• _Extracted records_
## begin
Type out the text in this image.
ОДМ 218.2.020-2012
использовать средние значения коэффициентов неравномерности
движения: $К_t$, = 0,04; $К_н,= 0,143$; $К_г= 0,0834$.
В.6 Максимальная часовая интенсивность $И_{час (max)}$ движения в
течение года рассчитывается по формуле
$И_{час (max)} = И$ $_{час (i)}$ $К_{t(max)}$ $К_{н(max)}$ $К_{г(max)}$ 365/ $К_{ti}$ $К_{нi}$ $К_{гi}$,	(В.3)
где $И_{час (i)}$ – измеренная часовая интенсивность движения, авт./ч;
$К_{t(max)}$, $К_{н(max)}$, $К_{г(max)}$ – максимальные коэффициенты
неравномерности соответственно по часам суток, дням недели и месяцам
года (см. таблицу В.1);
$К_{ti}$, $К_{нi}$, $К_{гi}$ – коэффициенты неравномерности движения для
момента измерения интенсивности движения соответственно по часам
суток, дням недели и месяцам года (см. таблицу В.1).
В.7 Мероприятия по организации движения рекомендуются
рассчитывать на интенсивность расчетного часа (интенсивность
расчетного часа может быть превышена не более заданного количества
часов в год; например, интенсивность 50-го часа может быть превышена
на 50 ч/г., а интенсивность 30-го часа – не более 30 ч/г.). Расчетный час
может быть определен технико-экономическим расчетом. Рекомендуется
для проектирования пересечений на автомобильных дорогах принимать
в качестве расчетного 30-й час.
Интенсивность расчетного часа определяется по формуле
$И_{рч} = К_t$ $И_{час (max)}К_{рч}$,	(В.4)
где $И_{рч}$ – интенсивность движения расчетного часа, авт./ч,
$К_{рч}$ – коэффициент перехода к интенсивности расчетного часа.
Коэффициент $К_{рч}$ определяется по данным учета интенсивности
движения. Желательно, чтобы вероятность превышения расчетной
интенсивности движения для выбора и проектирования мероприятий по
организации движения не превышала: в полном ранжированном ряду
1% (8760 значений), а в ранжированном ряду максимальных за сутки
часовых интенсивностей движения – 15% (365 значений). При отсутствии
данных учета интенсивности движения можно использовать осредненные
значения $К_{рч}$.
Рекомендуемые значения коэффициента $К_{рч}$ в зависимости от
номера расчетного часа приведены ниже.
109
## end
• _GOAL_
Could you reproduce every record above exactly as it appears?

• _COMPLETE OUTPUT_
Type out the text in this image.
ОДМ 218.2.020-2012
использовать средние значения коэффициентов неравномерности
движения: $К_t$, = 0,04; $К_н,= 0,143$; $К_г= 0,0834$.
В.6 Максимальная часовая интенсивность $И_{час (max)}$ движения в
течение года рассчитывается по формуле
$И_{час (max)} = И$ $_{час (i)}$ $К_{t(max)}$ $К_{н(max)}$ $К_{г(max)}$ 365/ $К_{ti}$ $К_{нi}$ $К_{гi}$,	(В.3)
где $И_{час (i)}$ – измеренная часовая интенсивность движения, авт./ч;
$К_{t(max)}$, $К_{н(max)}$, $К_{г(max)}$ – максимальные коэффициенты
неравномерности соответственно по часам суток, дням недели и месяцам
года (см. таблицу В.1);
$К_{ti}$, $К_{нi}$, $К_{гi}$ – коэффициенты неравномерности движения для
момента измерения интенсивности движения соответственно по часам
суток, дням недели и месяцам года (см. таблицу В.1).
В.7 Мероприятия по организации движения рекомендуются
рассчитывать на интенсивность расчетного часа (интенсивность
расчетного часа может быть превышена не более заданного количества
часов в год; например, интенсивность 50-го часа может быть превышена
на 50 ч/г., а интенсивность 30-го часа – не более 30 ч/г.). Расчетный час
может быть определен технико-экономическим расчетом. Рекомендуется
для проектирования пересечений на автомобильных дорогах принимать
в качестве расчетного 30-й час.
Интенсивность расчетного часа определяется по формуле
$И_{рч} = К_t$ $И_{час (max)}К_{рч}$,	(В.4)
где $И_{рч}$ – интенсивность движения расчетного часа, авт./ч,
$К_{рч}$ – коэффициент перехода к интенсивности расчетного часа.
Коэффициент $К_{рч}$ определяется по данным учета интенсивности
движения. Желательно, чтобы вероятность превышения расчетной
интенсивности движения для выбора и проектирования мероприятий по
организации движения не превышала: в полном ранжированном ряду
1% (8760 значений), а в ранжированном ряду максимальных за сутки
часовых интенсивностей движения – 15% (365 значений). При отсутствии
данных учета интенсивности движения можно использовать осредненные
значения $К_{рч}$.
Рекомендуемые значения коэффициента $К_{рч}$ в зависимости от
номера расчетного часа приведены ниже.
109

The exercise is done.